-- Start Data records --

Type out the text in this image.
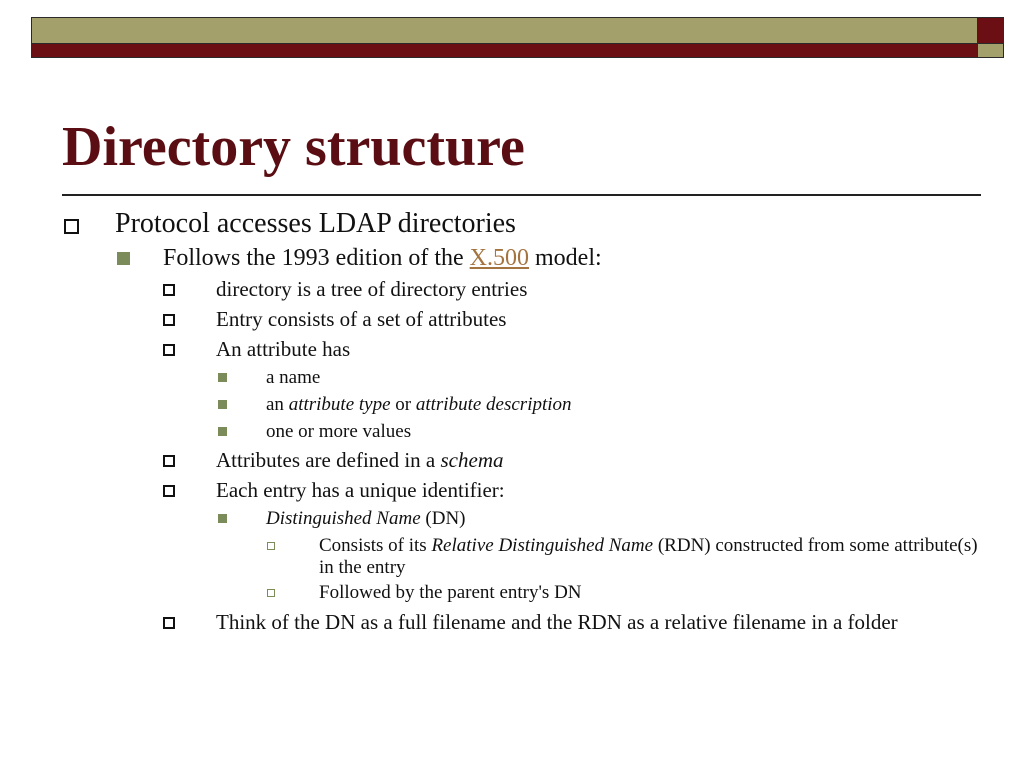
Directory structure
Protocol accesses LDAP directories
Follows the 1993 edition of the X.500 model:
directory is a tree of directory entries
Entry consists of a set of attributes
An attribute has
a name
an attribute type or attribute description
one or more values
Attributes are defined in a schema
Each entry has a unique identifier:
Distinguished Name (DN)
Consists of its Relative Distinguished Name (RDN) constructed from some attribute(s) in the entry
Followed by the parent entry's DN
Think of the DN as a full filename and the RDN as a relative filename in a folder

-- End Data records --

**Task requirements**
Pictures don't belong in the copy. Restate all the entries exactly.

**Reply**
Type out the text in this image.
Directory structure
Protocol accesses LDAP directories
Follows the 1993 edition of the X.500 model:
directory is a tree of directory entries
Entry consists of a set of attributes
An attribute has
a name
an attribute type or attribute description
one or more values
Attributes are defined in a schema
Each entry has a unique identifier:
Distinguished Name (DN)
Consists of its Relative Distinguished Name (RDN) constructed from some attribute(s) in the entry
Followed by the parent entry's DN
Think of the DN as a full filename and the RDN as a relative filename in a folder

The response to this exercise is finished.